Records from a dataset.

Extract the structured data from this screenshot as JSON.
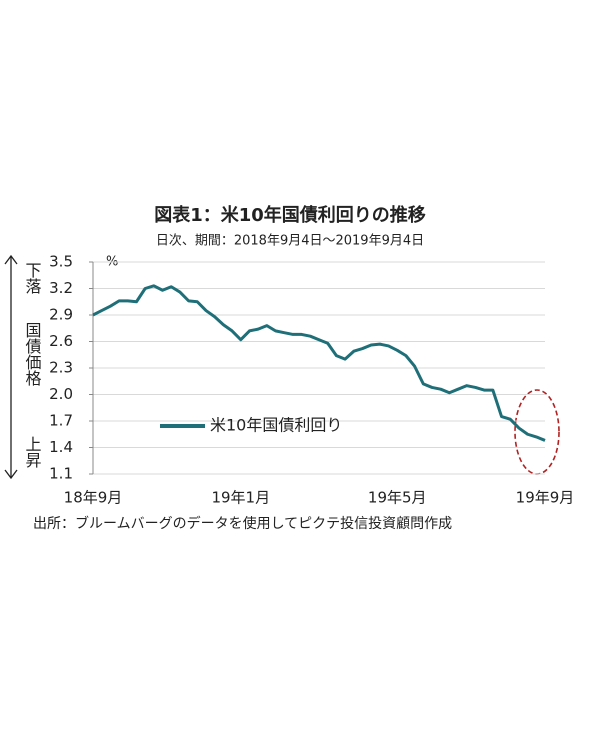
{
  "chart_data": {
    "type": "line",
    "title": "図表1：米10年国債利回りの推移",
    "subtitle": "日次、期間：2018年9月4日～2019年9月4日",
    "source": "出所：ブルームバーグのデータを使用してピクテ投信投資顧問作成",
    "y_label": "%",
    "annotations": [
      "下落",
      "国債価格",
      "上昇"
    ],
    "categories": [
      "18年9月",
      null,
      null,
      null,
      null,
      null,
      null,
      null,
      null,
      null,
      null,
      null,
      null,
      null,
      null,
      null,
      null,
      "19年1月",
      null,
      null,
      null,
      null,
      null,
      null,
      null,
      null,
      null,
      null,
      null,
      null,
      null,
      null,
      null,
      null,
      null,
      "19年5月",
      null,
      null,
      null,
      null,
      null,
      null,
      null,
      null,
      null,
      null,
      null,
      null,
      null,
      null,
      null,
      null,
      "19年9月"
    ],
    "series": [
      {
        "name": "米10年国債利回り",
        "color": "#1f6f78",
        "values": [
          2.9,
          2.95,
          3.0,
          3.06,
          3.06,
          3.05,
          3.2,
          3.23,
          3.18,
          3.22,
          3.16,
          3.06,
          3.05,
          2.95,
          2.88,
          2.79,
          2.72,
          2.62,
          2.72,
          2.74,
          2.78,
          2.72,
          2.7,
          2.68,
          2.68,
          2.66,
          2.62,
          2.58,
          2.44,
          2.4,
          2.49,
          2.52,
          2.56,
          2.57,
          2.55,
          2.5,
          2.44,
          2.32,
          2.12,
          2.08,
          2.06,
          2.02,
          2.06,
          2.1,
          2.08,
          2.05,
          2.05,
          1.75,
          1.72,
          1.62,
          1.55,
          1.52,
          1.48
        ]
      }
    ],
    "ylim": [
      1.1,
      3.5
    ],
    "yticks": [
      3.5,
      3.2,
      2.9,
      2.6,
      2.3,
      {
        "value": 2,
        "label": "2.0"
      },
      1.7,
      1.4,
      1.1
    ],
    "grid": true
  }
}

WHAT TO WORK ON. Return the records exactly. Don't carry the pictures over.

SOLVED EXERCISE.
Extract the structured data from this screenshot as JSON.
{
  "chart_data": {
    "type": "line",
    "title": "図表1：米10年国債利回りの推移",
    "subtitle": "日次、期間：2018年9月4日～2019年9月4日",
    "source": "出所：ブルームバーグのデータを使用してピクテ投信投資顧問作成",
    "y_label": "%",
    "annotations": [
      "下落",
      "国債価格",
      "上昇"
    ],
    "categories": [
      "18年9月",
      null,
      null,
      null,
      null,
      null,
      null,
      null,
      null,
      null,
      null,
      null,
      null,
      null,
      null,
      null,
      null,
      "19年1月",
      null,
      null,
      null,
      null,
      null,
      null,
      null,
      null,
      null,
      null,
      null,
      null,
      null,
      null,
      null,
      null,
      null,
      "19年5月",
      null,
      null,
      null,
      null,
      null,
      null,
      null,
      null,
      null,
      null,
      null,
      null,
      null,
      null,
      null,
      null,
      "19年9月"
    ],
    "series": [
      {
        "name": "米10年国債利回り",
        "color": "#1f6f78",
        "values": [
          2.9,
          2.95,
          3.0,
          3.06,
          3.06,
          3.05,
          3.2,
          3.23,
          3.18,
          3.22,
          3.16,
          3.06,
          3.05,
          2.95,
          2.88,
          2.79,
          2.72,
          2.62,
          2.72,
          2.74,
          2.78,
          2.72,
          2.7,
          2.68,
          2.68,
          2.66,
          2.62,
          2.58,
          2.44,
          2.4,
          2.49,
          2.52,
          2.56,
          2.57,
          2.55,
          2.5,
          2.44,
          2.32,
          2.12,
          2.08,
          2.06,
          2.02,
          2.06,
          2.1,
          2.08,
          2.05,
          2.05,
          1.75,
          1.72,
          1.62,
          1.55,
          1.52,
          1.48
        ]
      }
    ],
    "ylim": [
      1.1,
      3.5
    ],
    "yticks": [
      3.5,
      3.2,
      2.9,
      2.6,
      2.3,
      {
        "value": 2,
        "label": "2.0"
      },
      1.7,
      1.4,
      1.1
    ],
    "grid": true
  }
}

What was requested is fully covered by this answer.